— start —
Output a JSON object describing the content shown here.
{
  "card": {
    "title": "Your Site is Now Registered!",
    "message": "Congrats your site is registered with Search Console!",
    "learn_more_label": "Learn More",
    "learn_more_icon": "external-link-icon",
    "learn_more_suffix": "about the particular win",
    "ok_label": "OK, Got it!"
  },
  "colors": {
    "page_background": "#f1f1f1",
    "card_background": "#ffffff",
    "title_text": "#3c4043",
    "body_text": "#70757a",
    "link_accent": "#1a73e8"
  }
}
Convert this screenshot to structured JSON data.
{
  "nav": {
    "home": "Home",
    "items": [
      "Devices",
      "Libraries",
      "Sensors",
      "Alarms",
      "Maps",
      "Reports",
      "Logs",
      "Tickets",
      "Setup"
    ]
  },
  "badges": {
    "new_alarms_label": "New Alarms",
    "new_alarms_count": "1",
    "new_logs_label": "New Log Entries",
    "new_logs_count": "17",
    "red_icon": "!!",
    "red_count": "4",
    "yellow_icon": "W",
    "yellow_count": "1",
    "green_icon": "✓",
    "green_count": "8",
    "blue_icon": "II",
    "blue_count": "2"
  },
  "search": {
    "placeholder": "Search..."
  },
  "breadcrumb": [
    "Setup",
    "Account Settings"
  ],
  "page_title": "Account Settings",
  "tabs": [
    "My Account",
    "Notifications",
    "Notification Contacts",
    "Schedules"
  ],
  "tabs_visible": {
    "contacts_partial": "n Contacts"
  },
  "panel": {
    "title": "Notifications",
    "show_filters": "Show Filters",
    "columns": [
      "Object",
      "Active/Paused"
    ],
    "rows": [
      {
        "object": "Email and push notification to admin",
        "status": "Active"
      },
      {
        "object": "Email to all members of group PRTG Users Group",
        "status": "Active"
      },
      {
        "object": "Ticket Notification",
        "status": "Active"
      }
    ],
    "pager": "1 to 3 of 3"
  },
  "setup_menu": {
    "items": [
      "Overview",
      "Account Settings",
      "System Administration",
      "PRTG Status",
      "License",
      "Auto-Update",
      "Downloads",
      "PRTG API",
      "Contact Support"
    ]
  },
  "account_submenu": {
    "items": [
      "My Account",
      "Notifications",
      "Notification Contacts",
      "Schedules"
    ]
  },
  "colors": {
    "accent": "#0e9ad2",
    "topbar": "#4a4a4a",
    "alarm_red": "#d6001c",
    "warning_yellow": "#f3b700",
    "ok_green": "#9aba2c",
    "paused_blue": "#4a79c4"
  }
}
— end —
◆ **STATED TASK**
Show every line from the entries above in which "Email" appears.

◆ **ANSWER FOR THE TASK**
        "object": "Email and push notification to admin",
        "object": "Email to all members of group PRTG Users Group",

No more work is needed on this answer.